WHAT IS EXPECTED: Scan the lines below for the string "сельское" and report how many lines contain it, giving only the number.
--------
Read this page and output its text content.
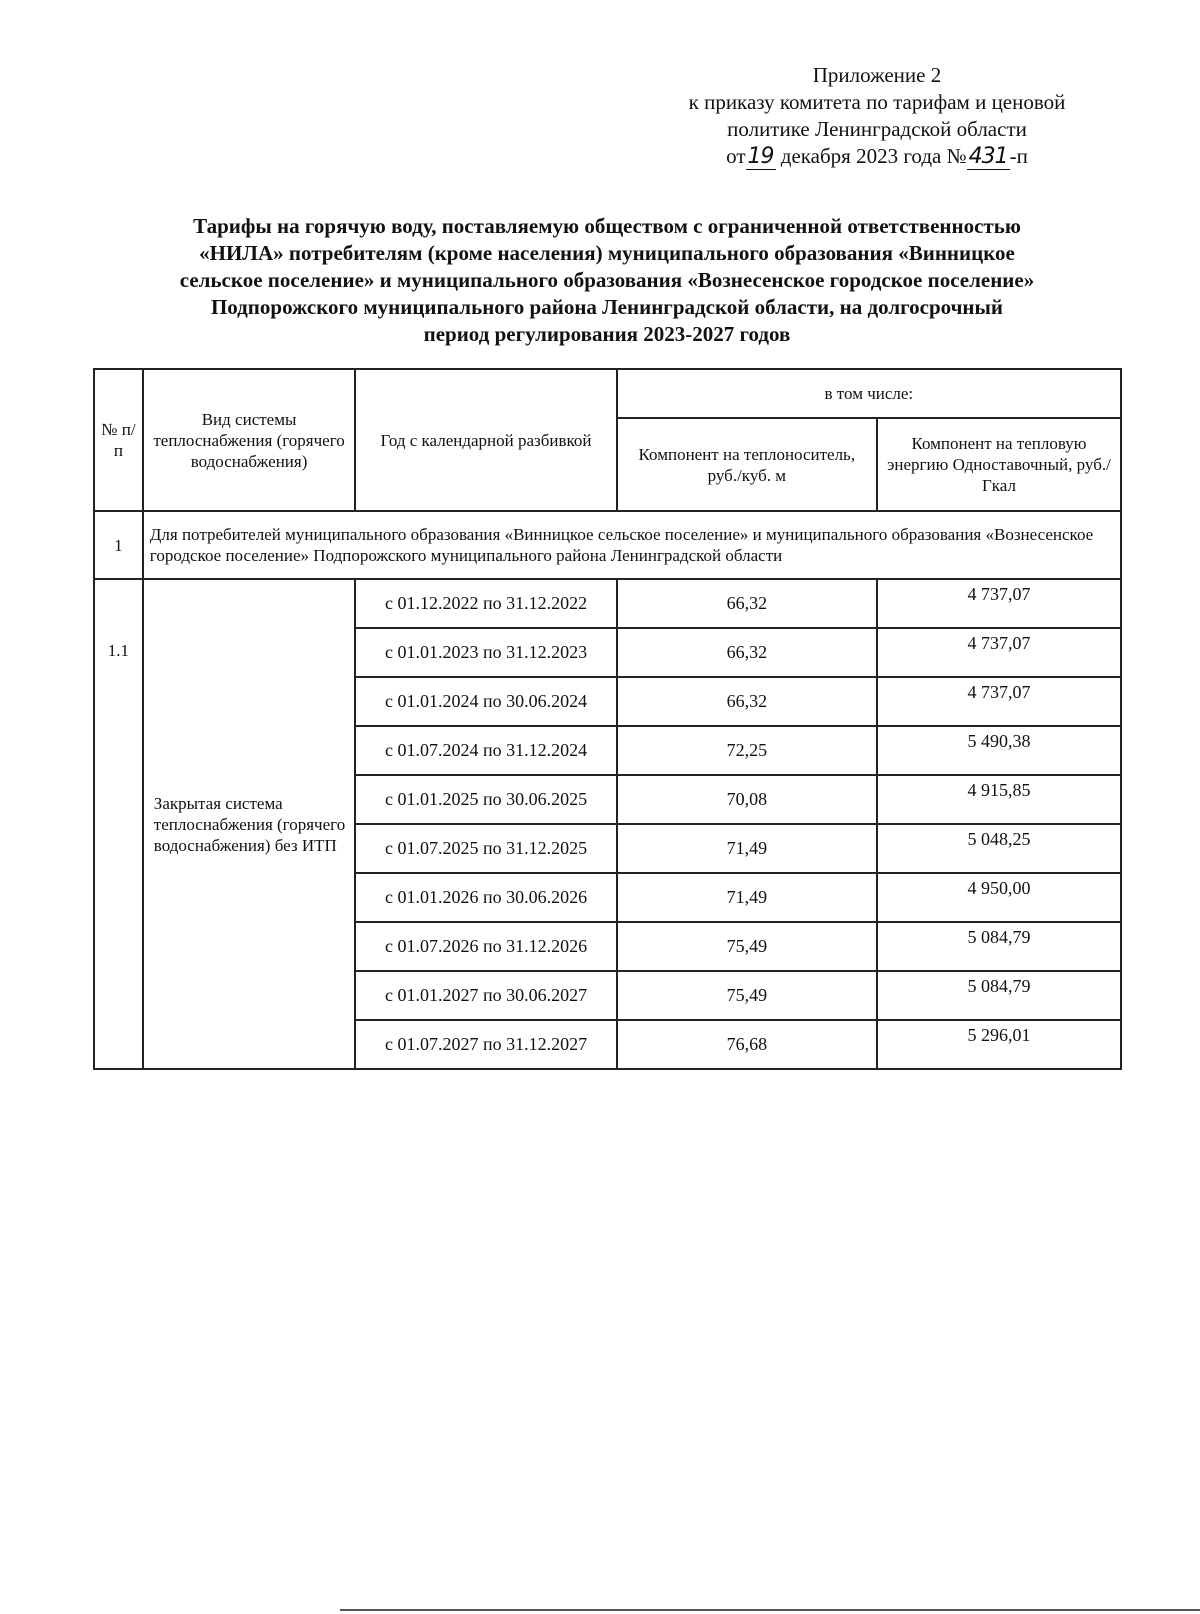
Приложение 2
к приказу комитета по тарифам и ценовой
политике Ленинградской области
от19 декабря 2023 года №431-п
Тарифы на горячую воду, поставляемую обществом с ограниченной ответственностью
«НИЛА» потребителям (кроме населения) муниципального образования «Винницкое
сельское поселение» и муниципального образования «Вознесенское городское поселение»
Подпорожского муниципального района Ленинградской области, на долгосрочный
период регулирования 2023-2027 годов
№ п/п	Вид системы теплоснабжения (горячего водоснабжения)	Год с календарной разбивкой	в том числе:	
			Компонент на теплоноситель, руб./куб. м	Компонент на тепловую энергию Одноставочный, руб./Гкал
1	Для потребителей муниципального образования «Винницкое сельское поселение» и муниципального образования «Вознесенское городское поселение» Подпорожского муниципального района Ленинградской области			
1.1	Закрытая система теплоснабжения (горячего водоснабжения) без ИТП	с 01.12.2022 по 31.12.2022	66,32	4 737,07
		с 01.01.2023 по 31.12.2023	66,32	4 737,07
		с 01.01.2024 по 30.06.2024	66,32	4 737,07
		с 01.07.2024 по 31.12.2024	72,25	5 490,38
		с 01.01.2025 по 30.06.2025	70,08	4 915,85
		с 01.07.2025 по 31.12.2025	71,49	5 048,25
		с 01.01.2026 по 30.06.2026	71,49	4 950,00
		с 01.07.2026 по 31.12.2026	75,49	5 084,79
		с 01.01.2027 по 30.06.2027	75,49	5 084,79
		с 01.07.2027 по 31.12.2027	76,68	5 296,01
--------
FINISHED TASK: 2